EXERCISE DESCRIPTION:
What follows is a listing to be transcribed exactly.

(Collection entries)
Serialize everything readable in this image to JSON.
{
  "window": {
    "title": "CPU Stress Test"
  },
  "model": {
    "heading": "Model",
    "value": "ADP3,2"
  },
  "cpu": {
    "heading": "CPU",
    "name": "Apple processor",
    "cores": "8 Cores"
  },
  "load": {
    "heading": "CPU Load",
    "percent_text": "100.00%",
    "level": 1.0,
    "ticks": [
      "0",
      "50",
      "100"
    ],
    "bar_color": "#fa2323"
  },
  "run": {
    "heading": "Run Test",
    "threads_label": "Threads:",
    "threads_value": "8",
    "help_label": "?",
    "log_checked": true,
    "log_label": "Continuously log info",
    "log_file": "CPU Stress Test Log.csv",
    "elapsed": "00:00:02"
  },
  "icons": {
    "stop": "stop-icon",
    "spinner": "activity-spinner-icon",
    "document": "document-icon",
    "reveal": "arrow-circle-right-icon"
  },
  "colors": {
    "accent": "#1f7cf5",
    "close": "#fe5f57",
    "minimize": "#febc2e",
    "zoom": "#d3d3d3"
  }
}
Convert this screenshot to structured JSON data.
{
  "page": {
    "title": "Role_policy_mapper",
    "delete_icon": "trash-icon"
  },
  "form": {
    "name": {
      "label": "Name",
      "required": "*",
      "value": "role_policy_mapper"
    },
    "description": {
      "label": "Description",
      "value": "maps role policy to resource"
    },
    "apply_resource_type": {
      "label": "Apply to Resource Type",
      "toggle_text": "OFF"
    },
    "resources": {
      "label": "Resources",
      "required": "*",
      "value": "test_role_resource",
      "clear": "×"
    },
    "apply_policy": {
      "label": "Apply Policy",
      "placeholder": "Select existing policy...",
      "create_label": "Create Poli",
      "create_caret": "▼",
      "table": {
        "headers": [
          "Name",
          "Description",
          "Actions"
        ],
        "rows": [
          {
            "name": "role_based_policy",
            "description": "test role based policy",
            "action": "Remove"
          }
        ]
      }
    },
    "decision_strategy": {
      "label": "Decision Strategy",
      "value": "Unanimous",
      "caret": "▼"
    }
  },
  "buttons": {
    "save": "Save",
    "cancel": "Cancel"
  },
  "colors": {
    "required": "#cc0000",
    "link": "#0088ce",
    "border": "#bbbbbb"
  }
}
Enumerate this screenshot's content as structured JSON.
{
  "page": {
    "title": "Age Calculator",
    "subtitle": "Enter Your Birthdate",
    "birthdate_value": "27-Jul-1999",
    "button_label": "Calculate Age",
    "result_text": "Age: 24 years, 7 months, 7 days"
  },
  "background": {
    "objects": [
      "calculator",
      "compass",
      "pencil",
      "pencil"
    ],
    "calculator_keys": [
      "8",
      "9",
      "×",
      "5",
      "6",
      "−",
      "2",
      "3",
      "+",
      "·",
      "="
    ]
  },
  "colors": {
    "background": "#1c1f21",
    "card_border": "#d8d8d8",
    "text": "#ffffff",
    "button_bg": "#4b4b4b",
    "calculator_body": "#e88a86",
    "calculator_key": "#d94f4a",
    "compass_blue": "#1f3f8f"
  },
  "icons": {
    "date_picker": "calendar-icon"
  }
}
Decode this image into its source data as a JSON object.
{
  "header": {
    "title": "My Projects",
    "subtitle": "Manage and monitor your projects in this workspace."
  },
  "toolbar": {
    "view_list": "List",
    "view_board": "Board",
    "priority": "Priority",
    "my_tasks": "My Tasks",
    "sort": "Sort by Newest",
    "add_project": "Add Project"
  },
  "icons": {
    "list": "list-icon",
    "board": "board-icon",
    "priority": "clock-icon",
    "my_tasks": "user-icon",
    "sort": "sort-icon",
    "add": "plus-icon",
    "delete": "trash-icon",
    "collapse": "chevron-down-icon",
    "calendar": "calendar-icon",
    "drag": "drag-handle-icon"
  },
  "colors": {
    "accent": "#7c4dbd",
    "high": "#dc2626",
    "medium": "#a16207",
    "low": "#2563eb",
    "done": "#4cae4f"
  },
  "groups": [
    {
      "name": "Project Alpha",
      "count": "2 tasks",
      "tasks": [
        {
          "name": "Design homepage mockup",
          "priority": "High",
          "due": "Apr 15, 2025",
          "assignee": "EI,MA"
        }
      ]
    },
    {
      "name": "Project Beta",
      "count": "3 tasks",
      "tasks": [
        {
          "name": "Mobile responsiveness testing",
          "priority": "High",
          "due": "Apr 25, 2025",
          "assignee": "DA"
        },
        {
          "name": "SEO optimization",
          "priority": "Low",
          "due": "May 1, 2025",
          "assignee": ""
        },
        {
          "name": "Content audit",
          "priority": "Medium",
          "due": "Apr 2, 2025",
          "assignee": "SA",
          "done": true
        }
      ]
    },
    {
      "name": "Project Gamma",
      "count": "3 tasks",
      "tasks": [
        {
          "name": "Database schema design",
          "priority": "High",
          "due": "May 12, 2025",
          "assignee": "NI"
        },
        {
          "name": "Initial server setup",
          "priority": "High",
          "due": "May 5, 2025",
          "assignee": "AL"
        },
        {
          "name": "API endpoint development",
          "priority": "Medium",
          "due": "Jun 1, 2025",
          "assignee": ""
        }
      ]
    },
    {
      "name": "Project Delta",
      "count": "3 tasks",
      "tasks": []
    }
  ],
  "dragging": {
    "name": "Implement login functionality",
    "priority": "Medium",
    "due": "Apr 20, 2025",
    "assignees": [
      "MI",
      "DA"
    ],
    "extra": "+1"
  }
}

FINAL ANSWER:
Serialize everything readable in this image to JSON.
{
  "window": {
    "title": "CPU Stress Test"
  },
  "model": {
    "heading": "Model",
    "value": "ADP3,2"
  },
  "cpu": {
    "heading": "CPU",
    "name": "Apple processor",
    "cores": "8 Cores"
  },
  "load": {
    "heading": "CPU Load",
    "percent_text": "100.00%",
    "level": 1.0,
    "ticks": [
      "0",
      "50",
      "100"
    ],
    "bar_color": "#fa2323"
  },
  "run": {
    "heading": "Run Test",
    "threads_label": "Threads:",
    "threads_value": "8",
    "help_label": "?",
    "log_checked": true,
    "log_label": "Continuously log info",
    "log_file": "CPU Stress Test Log.csv",
    "elapsed": "00:00:02"
  },
  "icons": {
    "stop": "stop-icon",
    "spinner": "activity-spinner-icon",
    "document": "document-icon",
    "reveal": "arrow-circle-right-icon"
  },
  "colors": {
    "accent": "#1f7cf5",
    "close": "#fe5f57",
    "minimize": "#febc2e",
    "zoom": "#d3d3d3"
  }
}
Convert this screenshot to structured JSON data.
{
  "page": {
    "title": "Role_policy_mapper",
    "delete_icon": "trash-icon"
  },
  "form": {
    "name": {
      "label": "Name",
      "required": "*",
      "value": "role_policy_mapper"
    },
    "description": {
      "label": "Description",
      "value": "maps role policy to resource"
    },
    "apply_resource_type": {
      "label": "Apply to Resource Type",
      "toggle_text": "OFF"
    },
    "resources": {
      "label": "Resources",
      "required": "*",
      "value": "test_role_resource",
      "clear": "×"
    },
    "apply_policy": {
      "label": "Apply Policy",
      "placeholder": "Select existing policy...",
      "create_label": "Create Poli",
      "create_caret": "▼",
      "table": {
        "headers": [
          "Name",
          "Description",
          "Actions"
        ],
        "rows": [
          {
            "name": "role_based_policy",
            "description": "test role based policy",
            "action": "Remove"
          }
        ]
      }
    },
    "decision_strategy": {
      "label": "Decision Strategy",
      "value": "Unanimous",
      "caret": "▼"
    }
  },
  "buttons": {
    "save": "Save",
    "cancel": "Cancel"
  },
  "colors": {
    "required": "#cc0000",
    "link": "#0088ce",
    "border": "#bbbbbb"
  }
}
Enumerate this screenshot's content as structured JSON.
{
  "page": {
    "title": "Age Calculator",
    "subtitle": "Enter Your Birthdate",
    "birthdate_value": "27-Jul-1999",
    "button_label": "Calculate Age",
    "result_text": "Age: 24 years, 7 months, 7 days"
  },
  "background": {
    "objects": [
      "calculator",
      "compass",
      "pencil",
      "pencil"
    ],
    "calculator_keys": [
      "8",
      "9",
      "×",
      "5",
      "6",
      "−",
      "2",
      "3",
      "+",
      "·",
      "="
    ]
  },
  "colors": {
    "background": "#1c1f21",
    "card_border": "#d8d8d8",
    "text": "#ffffff",
    "button_bg": "#4b4b4b",
    "calculator_body": "#e88a86",
    "calculator_key": "#d94f4a",
    "compass_blue": "#1f3f8f"
  },
  "icons": {
    "date_picker": "calendar-icon"
  }
}
Decode this image into its source data as a JSON object.
{
  "header": {
    "title": "My Projects",
    "subtitle": "Manage and monitor your projects in this workspace."
  },
  "toolbar": {
    "view_list": "List",
    "view_board": "Board",
    "priority": "Priority",
    "my_tasks": "My Tasks",
    "sort": "Sort by Newest",
    "add_project": "Add Project"
  },
  "icons": {
    "list": "list-icon",
    "board": "board-icon",
    "priority": "clock-icon",
    "my_tasks": "user-icon",
    "sort": "sort-icon",
    "add": "plus-icon",
    "delete": "trash-icon",
    "collapse": "chevron-down-icon",
    "calendar": "calendar-icon",
    "drag": "drag-handle-icon"
  },
  "colors": {
    "accent": "#7c4dbd",
    "high": "#dc2626",
    "medium": "#a16207",
    "low": "#2563eb",
    "done": "#4cae4f"
  },
  "groups": [
    {
      "name": "Project Alpha",
      "count": "2 tasks",
      "tasks": [
        {
          "name": "Design homepage mockup",
          "priority": "High",
          "due": "Apr 15, 2025",
          "assignee": "EI,MA"
        }
      ]
    },
    {
      "name": "Project Beta",
      "count": "3 tasks",
      "tasks": [
        {
          "name": "Mobile responsiveness testing",
          "priority": "High",
          "due": "Apr 25, 2025",
          "assignee": "DA"
        },
        {
          "name": "SEO optimization",
          "priority": "Low",
          "due": "May 1, 2025",
          "assignee": ""
        },
        {
          "name": "Content audit",
          "priority": "Medium",
          "due": "Apr 2, 2025",
          "assignee": "SA",
          "done": true
        }
      ]
    },
    {
      "name": "Project Gamma",
      "count": "3 tasks",
      "tasks": [
        {
          "name": "Database schema design",
          "priority": "High",
          "due": "May 12, 2025",
          "assignee": "NI"
        },
        {
          "name": "Initial server setup",
          "priority": "High",
          "due": "May 5, 2025",
          "assignee": "AL"
        },
        {
          "name": "API endpoint development",
          "priority": "Medium",
          "due": "Jun 1, 2025",
          "assignee": ""
        }
      ]
    },
    {
      "name": "Project Delta",
      "count": "3 tasks",
      "tasks": []
    }
  ],
  "dragging": {
    "name": "Implement login functionality",
    "priority": "Medium",
    "due": "Apr 20, 2025",
    "assignees": [
      "MI",
      "DA"
    ],
    "extra": "+1"
  }
}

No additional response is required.